## begin Records supplied

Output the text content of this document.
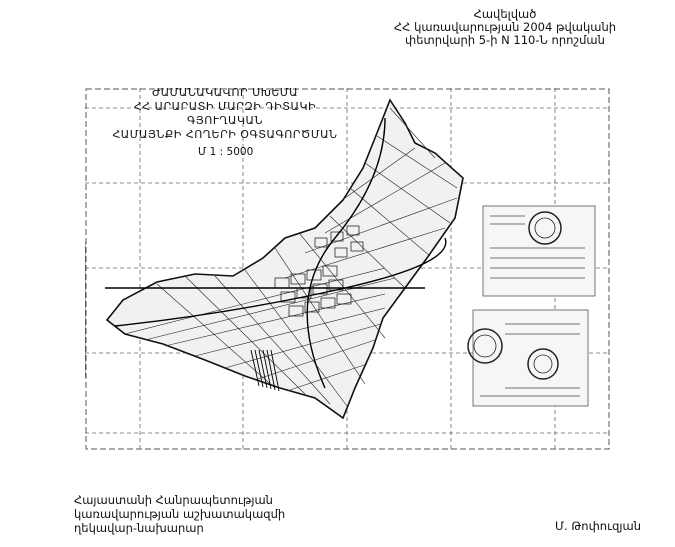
Հավելված
ՀՀ կառավարության 2004 թվականի
փետրվարի 5-ի N 110-Ն որոշման
ԺԱՄԱՆԱԿԱՎՈՐ ՍԽԵՄԱ
ՀՀ ԱՐԱՐԱՏԻ ՄԱՐԶԻ ԴԻՏԱԿԻ ԳՅՈՒՂԱԿԱՆ
ՀԱՄԱՅՆՔԻ ՀՈՂԵՐԻ ՕԳՏԱԳՈՐԾՄԱՆ
Մ 1 : 5000
Հայաստանի Հանրապետության
կառավարության աշխատակազմի
ղեկավար-նախարար	Մ. Թոփուզյան
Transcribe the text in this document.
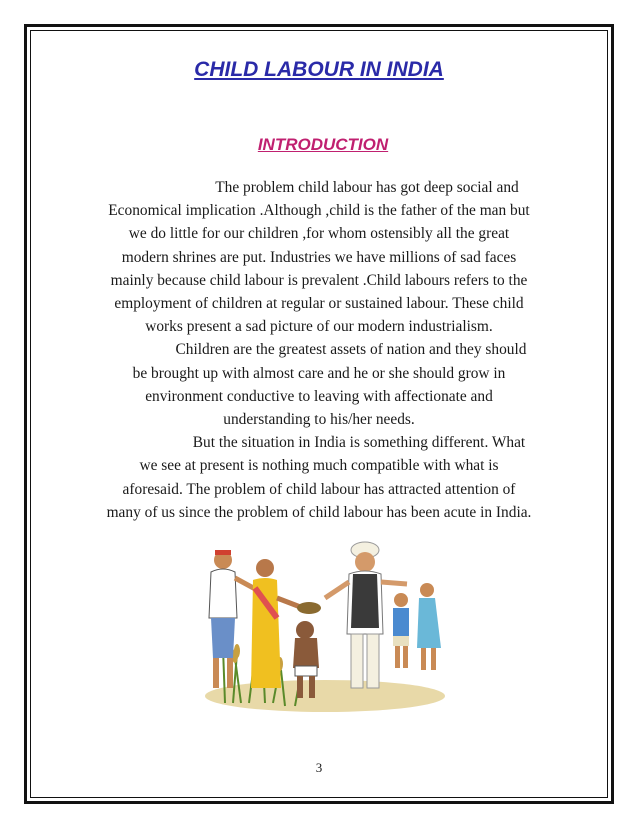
CHILD LABOUR IN INDIA
INTRODUCTION
The problem child labour has got deep social and
Economical implication .Although ,child is the father of the man but
we do little for our children ,for whom ostensibly all the great
modern shrines are put. Industries we have millions of sad faces
mainly because child labour is prevalent .Child labours refers to the
employment of children at regular or sustained labour. These child
works present a sad picture of our modern industrialism.
Children are the greatest assets of nation and they should
be brought up with almost care and he or she should grow in
environment conductive to leaving with affectionate and
understanding to his/her needs.
But the situation in India is something different. What
we see at present is nothing much compatible with what is
aforesaid. The problem of child labour has attracted attention of
many of us since the problem of child labour has been acute in India.
3
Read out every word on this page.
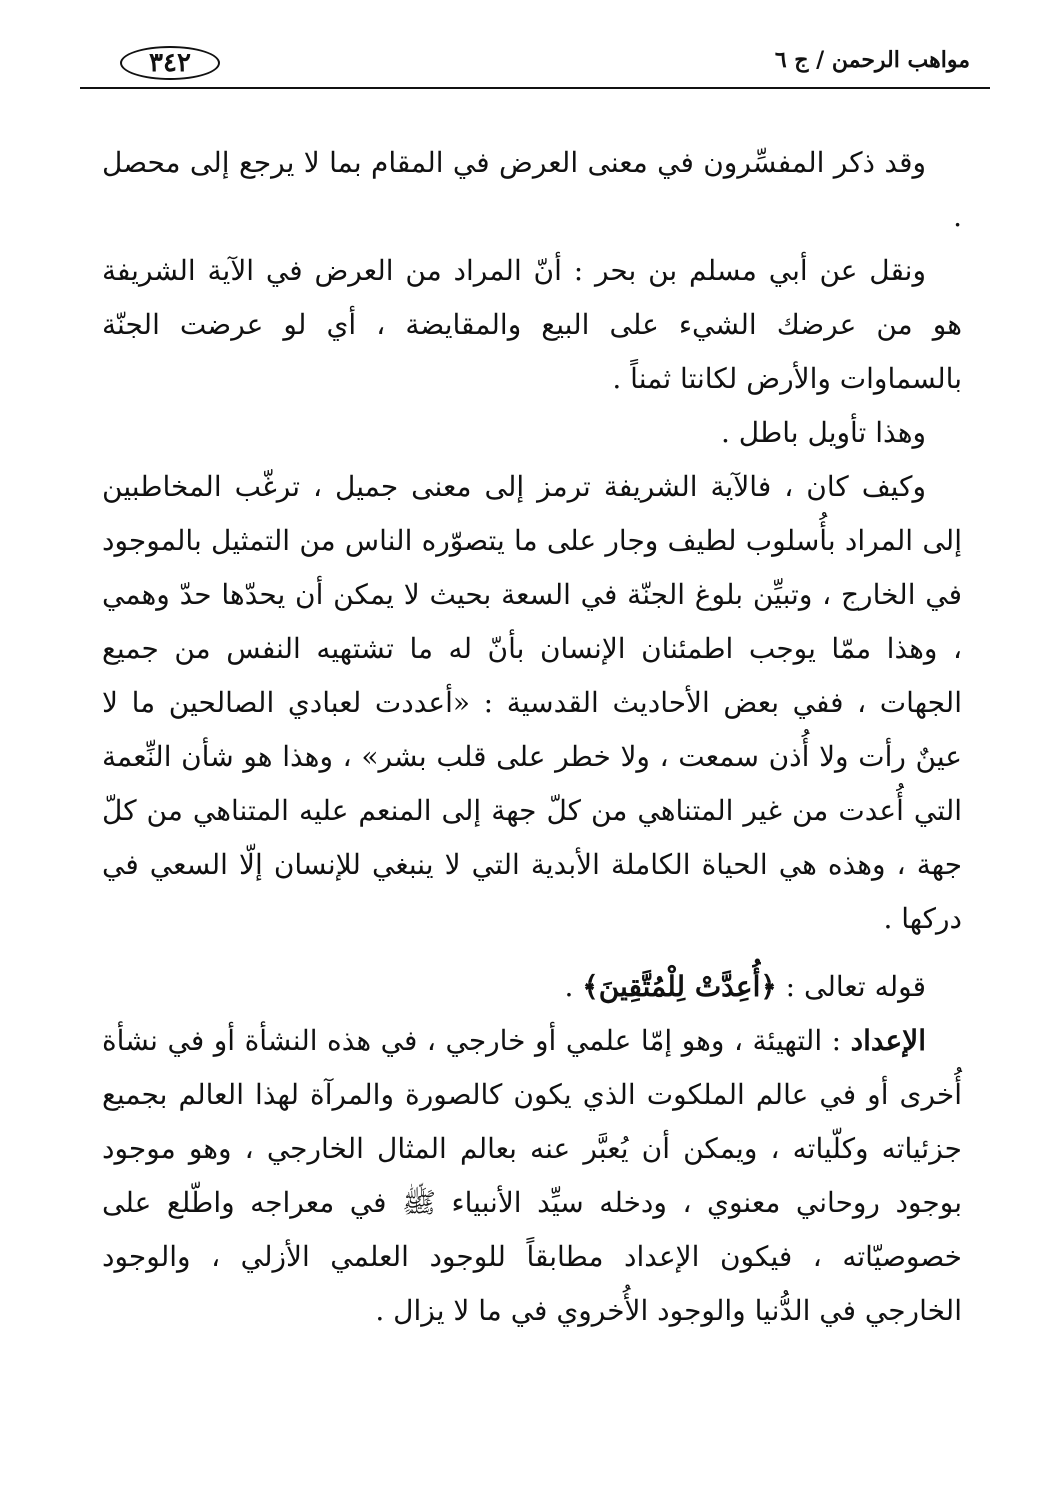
٣٤٢	مواهب الرحمن / ج ٦

وقد ذكر المفسِّرون في معنى العرض في المقام بما لا يرجع إلى محصل .

ونقل عن أبي مسلم بن بحر : أنّ المراد من العرض في الآية الشريفة هو من عرضك الشيء على البيع والمقايضة ، أي لو عرضت الجنّة بالسماوات والأرض لكانتا ثمناً .

وهذا تأويل باطل .

وكيف كان ، فالآية الشريفة ترمز إلى معنى جميل ، ترغّب المخاطبين إلى المراد بأُسلوب لطيف وجار على ما يتصوّره الناس من التمثيل بالموجود في الخارج ، وتبيِّن بلوغ الجنّة في السعة بحيث لا يمكن أن يحدّها حدّ وهمي ، وهذا ممّا يوجب اطمئنان الإنسان بأنّ له ما تشتهيه النفس من جميع الجهات ، ففي بعض الأحاديث القدسية : «أعددت لعبادي الصالحين ما لا عينٌ رأت ولا أُذن سمعت ، ولا خطر على قلب بشر» ، وهذا هو شأن النِّعمة التي أُعدت من غير المتناهي من كلّ جهة إلى المنعم عليه المتناهي من كلّ جهة ، وهذه هي الحياة الكاملة الأبدية التي لا ينبغي للإنسان إلّا السعي في دركها .

قوله تعالى : ﴿أُعِدَّتْ لِلْمُتَّقِينَ﴾ .

الإعداد : التهيئة ، وهو إمّا علمي أو خارجي ، في هذه النشأة أو في نشأة أُخرى أو في عالم الملكوت الذي يكون كالصورة والمرآة لهذا العالم بجميع جزئياته وكلّياته ، ويمكن أن يُعبَّر عنه بعالم المثال الخارجي ، وهو موجود بوجود روحاني معنوي ، ودخله سيِّد الأنبياء ﷺ في معراجه واطّلع على خصوصيّاته ، فيكون الإعداد مطابقاً للوجود العلمي الأزلي ، والوجود الخارجي في الدُّنيا والوجود الأُخروي في ما لا يزال .
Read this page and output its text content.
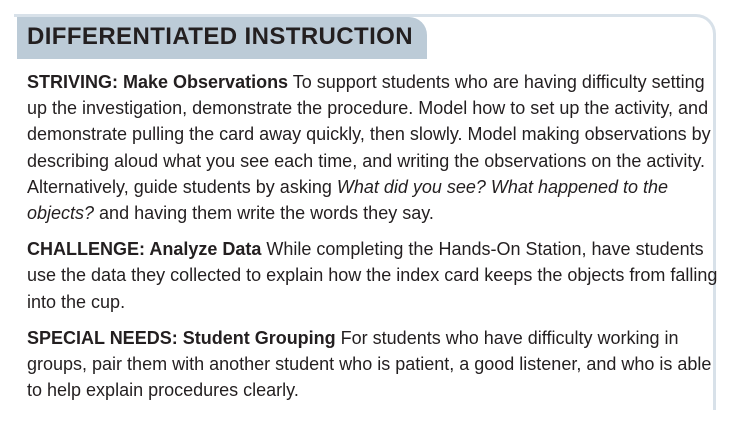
DIFFERENTIATED INSTRUCTION

STRIVING: Make Observations To support students who are having difficulty setting up the investigation, demonstrate the procedure. Model how to set up the activity, and demonstrate pulling the card away quickly, then slowly. Model making observations by describing aloud what you see each time, and writing the observations on the activity. Alternatively, guide students by asking What did you see? What happened to the objects? and having them write the words they say.

CHALLENGE: Analyze Data While completing the Hands-On Station, have students use the data they collected to explain how the index card keeps the objects from falling into the cup.

SPECIAL NEEDS: Student Grouping For students who have difficulty working in groups, pair them with another student who is patient, a good listener, and who is able to help explain procedures clearly.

## end Records supplied

Work required: Scan the records above for the string "Read", then report every line that contains it.

Solution to this problem:
Read out every word on this page.
Read this page and output its text content.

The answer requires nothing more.